(Items from a data source)
★ ★ ★

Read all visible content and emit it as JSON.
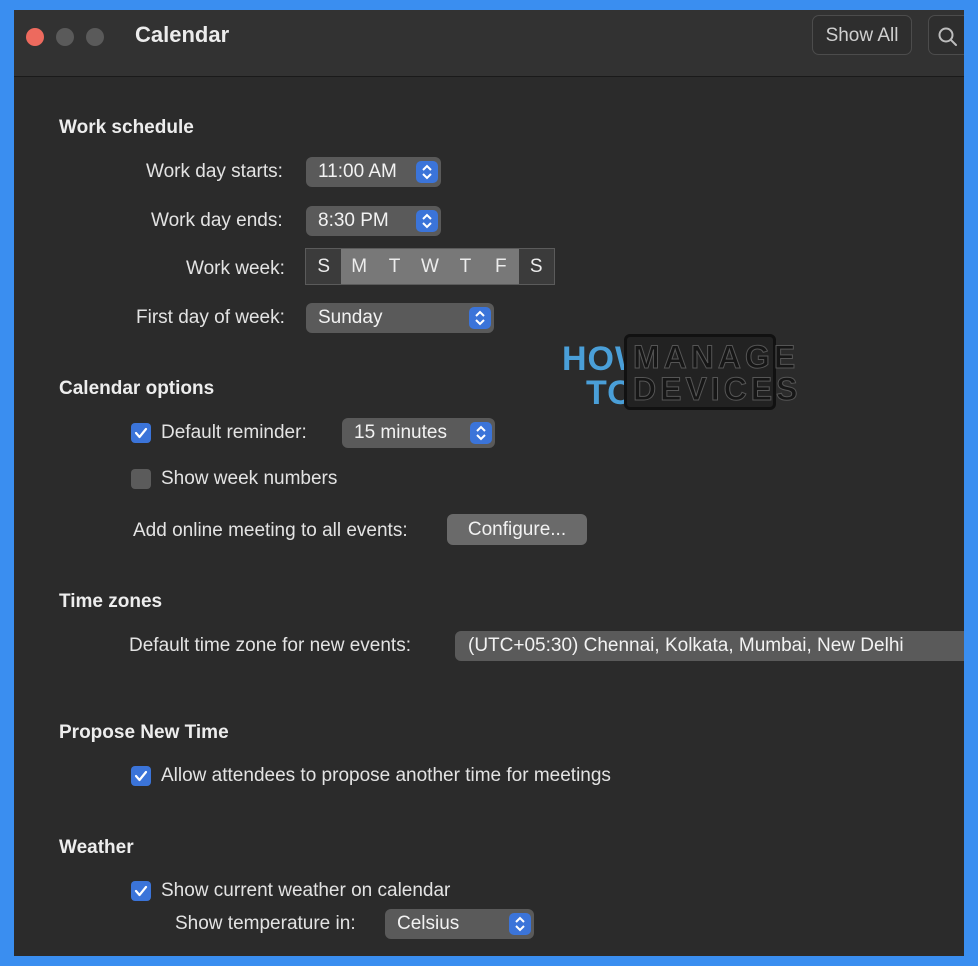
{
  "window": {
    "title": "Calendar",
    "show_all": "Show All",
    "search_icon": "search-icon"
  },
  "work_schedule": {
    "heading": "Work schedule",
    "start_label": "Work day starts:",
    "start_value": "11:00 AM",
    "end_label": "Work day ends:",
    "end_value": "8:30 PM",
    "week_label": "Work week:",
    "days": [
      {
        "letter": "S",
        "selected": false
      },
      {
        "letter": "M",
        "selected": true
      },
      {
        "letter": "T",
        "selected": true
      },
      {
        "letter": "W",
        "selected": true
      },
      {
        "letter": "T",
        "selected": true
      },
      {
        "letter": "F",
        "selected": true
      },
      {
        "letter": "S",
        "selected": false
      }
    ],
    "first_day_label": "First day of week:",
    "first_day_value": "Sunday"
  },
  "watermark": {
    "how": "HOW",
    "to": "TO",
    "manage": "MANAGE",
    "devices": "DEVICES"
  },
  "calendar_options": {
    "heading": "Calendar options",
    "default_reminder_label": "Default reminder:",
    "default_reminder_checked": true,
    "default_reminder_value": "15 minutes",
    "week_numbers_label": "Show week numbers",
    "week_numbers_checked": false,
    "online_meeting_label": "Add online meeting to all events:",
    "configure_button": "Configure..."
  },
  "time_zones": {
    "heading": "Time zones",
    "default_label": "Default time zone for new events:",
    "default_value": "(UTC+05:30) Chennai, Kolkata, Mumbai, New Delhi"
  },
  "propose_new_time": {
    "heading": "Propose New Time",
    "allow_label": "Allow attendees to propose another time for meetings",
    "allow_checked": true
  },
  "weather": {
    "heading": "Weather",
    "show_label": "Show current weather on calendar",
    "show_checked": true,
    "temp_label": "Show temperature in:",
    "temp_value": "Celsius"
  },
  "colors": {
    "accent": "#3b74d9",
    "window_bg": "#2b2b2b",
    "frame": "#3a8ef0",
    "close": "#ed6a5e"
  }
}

★ ★ ★

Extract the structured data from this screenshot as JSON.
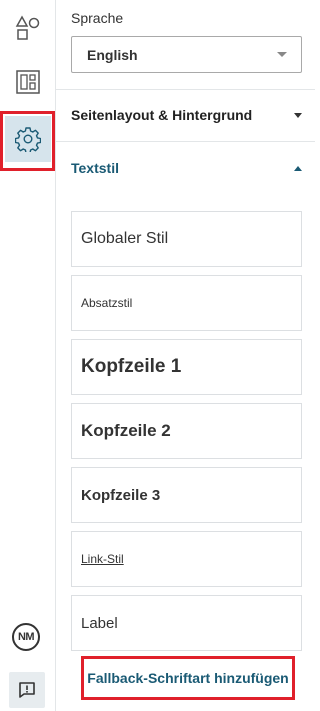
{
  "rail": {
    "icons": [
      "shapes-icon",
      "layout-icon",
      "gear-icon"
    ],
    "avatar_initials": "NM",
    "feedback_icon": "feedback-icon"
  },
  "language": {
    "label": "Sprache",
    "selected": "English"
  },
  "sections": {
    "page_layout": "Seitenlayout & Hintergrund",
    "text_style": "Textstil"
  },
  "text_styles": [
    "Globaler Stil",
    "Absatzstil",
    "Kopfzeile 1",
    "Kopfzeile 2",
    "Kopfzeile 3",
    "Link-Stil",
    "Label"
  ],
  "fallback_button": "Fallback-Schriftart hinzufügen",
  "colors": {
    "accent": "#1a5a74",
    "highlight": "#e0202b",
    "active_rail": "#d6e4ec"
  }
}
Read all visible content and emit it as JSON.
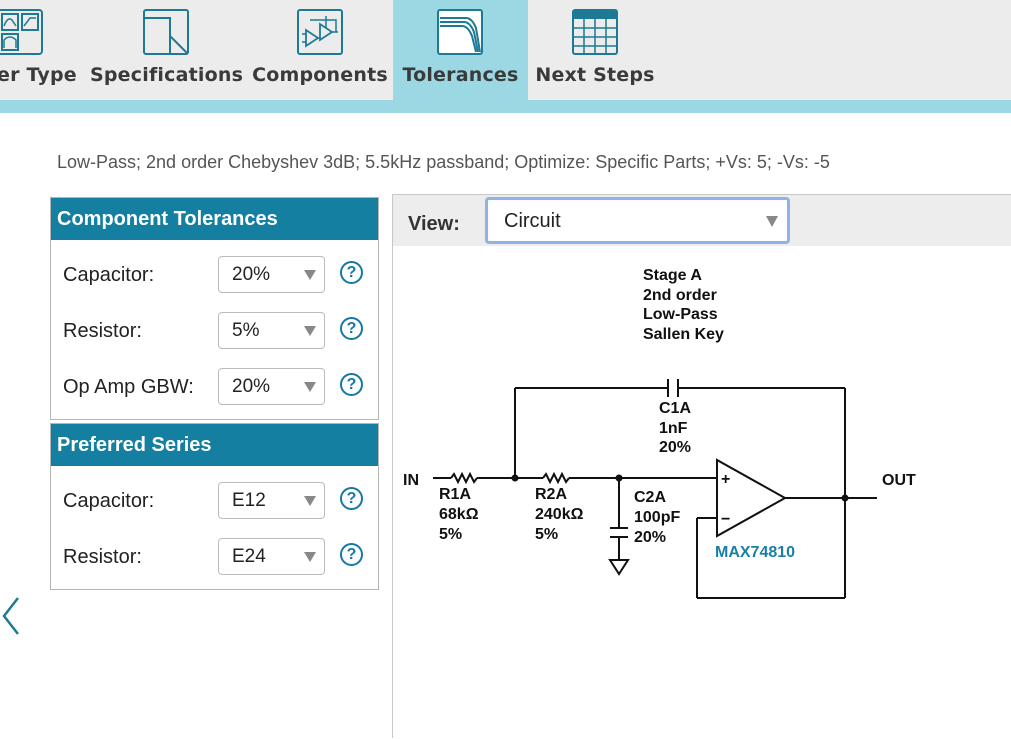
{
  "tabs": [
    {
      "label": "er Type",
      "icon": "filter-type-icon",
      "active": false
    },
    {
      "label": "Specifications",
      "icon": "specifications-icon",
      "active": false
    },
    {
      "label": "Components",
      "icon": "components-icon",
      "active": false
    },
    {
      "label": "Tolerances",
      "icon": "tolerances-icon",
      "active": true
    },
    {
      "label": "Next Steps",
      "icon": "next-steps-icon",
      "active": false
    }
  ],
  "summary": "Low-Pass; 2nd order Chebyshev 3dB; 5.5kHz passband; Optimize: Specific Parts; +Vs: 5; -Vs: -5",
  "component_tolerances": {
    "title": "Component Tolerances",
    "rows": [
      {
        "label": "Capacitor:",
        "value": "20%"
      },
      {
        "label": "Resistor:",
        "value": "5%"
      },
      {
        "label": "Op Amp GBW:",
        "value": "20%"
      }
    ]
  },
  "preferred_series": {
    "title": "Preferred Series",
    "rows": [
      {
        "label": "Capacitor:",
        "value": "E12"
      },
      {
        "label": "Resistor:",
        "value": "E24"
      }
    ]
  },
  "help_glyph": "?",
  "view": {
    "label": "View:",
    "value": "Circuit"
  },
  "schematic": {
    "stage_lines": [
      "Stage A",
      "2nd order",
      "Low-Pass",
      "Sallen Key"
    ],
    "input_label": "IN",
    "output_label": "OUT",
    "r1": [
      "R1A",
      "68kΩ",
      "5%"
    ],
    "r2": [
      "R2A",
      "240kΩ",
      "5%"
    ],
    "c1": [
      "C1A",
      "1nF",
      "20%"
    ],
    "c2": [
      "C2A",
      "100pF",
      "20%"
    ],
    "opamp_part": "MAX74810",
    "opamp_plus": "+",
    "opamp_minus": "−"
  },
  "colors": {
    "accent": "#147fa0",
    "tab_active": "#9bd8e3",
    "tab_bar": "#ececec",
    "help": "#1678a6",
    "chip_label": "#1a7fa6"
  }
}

★ ★ ★

Aim of the task ▸ For the entries shown above, give the number of lines that include the word "events", without any other text.

Solved exercise ▸ 2